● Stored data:

____

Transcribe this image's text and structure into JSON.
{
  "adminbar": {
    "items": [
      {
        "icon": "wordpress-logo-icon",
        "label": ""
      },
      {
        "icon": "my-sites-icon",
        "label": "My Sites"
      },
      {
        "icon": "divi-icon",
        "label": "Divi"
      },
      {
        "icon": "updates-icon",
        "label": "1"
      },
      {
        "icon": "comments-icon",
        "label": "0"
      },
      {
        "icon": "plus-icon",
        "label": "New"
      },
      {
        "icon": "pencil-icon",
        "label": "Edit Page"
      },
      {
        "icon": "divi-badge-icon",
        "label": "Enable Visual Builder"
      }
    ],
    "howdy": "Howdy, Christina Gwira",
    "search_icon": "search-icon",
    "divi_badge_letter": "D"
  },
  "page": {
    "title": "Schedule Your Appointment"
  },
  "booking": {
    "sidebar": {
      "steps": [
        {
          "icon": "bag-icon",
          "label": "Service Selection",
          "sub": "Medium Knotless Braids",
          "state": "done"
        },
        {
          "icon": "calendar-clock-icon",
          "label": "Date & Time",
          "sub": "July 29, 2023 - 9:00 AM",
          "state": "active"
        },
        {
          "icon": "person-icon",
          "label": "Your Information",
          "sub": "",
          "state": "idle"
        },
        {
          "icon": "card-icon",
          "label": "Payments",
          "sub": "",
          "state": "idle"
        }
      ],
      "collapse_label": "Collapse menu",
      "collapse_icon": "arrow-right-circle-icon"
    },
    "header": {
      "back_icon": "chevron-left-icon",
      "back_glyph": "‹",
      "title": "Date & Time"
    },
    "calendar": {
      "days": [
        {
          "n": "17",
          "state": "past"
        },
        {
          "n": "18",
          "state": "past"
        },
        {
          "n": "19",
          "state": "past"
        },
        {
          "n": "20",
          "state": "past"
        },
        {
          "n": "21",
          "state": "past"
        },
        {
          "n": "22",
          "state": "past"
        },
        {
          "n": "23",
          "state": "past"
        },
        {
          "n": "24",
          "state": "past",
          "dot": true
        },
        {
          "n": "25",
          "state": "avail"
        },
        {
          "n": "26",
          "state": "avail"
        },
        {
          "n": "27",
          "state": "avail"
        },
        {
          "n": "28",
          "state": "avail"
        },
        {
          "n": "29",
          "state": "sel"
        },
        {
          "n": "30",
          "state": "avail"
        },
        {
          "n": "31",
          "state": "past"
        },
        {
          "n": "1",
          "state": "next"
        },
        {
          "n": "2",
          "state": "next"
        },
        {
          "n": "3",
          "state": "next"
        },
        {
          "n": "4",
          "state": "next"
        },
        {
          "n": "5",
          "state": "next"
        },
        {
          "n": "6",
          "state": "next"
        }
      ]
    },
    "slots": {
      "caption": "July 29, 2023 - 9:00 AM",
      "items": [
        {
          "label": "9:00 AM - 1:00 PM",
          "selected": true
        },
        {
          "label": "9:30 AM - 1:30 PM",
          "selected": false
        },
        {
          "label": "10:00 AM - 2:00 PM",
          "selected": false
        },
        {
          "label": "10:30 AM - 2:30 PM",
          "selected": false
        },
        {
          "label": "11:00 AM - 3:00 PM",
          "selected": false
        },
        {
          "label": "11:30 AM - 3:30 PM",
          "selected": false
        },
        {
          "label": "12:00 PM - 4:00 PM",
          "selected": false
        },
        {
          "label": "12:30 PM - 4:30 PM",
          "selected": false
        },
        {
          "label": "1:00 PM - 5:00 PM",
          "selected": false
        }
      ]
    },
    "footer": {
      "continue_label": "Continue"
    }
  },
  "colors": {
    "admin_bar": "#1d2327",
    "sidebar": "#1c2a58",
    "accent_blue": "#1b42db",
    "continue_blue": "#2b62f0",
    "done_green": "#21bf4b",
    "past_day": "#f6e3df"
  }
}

____

● WORK TO DO: Show every line in the entries where the string "July" occurs.

● OUTPUT OF THE EXERCISE:
          "sub": "July 29, 2023 - 9:00 AM",
      "caption": "July 29, 2023 - 9:00 AM",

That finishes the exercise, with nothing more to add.